• **TASK GOAL**:
Scan the records for the word "opcji". Copy each line that includes it.

• **DATASET RECORDS**:
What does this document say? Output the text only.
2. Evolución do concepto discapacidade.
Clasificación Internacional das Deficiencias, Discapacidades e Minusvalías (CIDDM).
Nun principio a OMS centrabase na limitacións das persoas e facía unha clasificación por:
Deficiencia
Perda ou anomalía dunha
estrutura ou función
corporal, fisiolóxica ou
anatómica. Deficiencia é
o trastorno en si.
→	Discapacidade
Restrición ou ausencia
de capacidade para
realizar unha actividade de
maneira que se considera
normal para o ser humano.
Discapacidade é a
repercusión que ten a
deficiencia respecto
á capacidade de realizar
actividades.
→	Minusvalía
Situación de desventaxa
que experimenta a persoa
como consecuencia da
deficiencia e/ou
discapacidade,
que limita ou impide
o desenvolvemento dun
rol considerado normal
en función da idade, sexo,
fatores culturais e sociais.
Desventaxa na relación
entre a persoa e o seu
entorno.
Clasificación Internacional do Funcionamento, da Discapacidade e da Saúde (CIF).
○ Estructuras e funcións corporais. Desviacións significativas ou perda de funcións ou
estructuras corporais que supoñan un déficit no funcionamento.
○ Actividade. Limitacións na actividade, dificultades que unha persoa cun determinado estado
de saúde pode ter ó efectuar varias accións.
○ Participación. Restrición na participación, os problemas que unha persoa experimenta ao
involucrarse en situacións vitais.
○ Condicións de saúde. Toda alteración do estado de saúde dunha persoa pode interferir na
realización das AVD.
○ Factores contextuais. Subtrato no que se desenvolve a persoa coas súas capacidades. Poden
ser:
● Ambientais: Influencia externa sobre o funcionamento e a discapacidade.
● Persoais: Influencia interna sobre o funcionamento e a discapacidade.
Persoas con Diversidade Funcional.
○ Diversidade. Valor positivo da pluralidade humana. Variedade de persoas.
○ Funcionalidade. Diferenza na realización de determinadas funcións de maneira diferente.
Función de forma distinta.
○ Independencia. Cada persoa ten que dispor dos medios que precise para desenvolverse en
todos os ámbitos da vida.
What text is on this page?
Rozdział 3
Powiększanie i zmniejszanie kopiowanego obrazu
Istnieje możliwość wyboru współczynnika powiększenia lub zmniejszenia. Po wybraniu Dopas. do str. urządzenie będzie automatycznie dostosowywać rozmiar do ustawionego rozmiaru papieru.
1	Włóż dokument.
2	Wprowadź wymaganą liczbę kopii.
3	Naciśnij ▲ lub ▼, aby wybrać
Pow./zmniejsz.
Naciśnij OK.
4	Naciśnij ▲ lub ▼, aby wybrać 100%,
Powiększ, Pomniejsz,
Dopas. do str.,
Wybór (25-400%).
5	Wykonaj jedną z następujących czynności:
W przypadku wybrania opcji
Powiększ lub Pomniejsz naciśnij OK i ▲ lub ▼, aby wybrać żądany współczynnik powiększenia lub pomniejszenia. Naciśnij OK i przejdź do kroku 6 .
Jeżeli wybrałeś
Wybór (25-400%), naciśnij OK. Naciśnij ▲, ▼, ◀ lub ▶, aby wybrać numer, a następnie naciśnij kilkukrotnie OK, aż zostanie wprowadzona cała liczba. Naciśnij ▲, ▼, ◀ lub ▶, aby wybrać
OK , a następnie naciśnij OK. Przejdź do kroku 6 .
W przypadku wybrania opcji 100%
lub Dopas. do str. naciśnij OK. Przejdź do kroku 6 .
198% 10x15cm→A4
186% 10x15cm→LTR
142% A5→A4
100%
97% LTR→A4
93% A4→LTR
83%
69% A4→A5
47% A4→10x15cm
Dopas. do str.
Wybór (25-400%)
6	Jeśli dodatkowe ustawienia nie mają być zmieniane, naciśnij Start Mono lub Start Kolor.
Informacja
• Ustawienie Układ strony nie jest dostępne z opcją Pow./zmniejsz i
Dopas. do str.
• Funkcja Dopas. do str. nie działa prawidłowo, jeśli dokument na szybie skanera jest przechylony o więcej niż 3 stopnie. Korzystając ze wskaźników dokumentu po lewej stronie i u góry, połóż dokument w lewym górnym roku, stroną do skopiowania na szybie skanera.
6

• **RESULT FOR THIS EXERCISE**:
W przypadku wybrania opcji
W przypadku wybrania opcji 100%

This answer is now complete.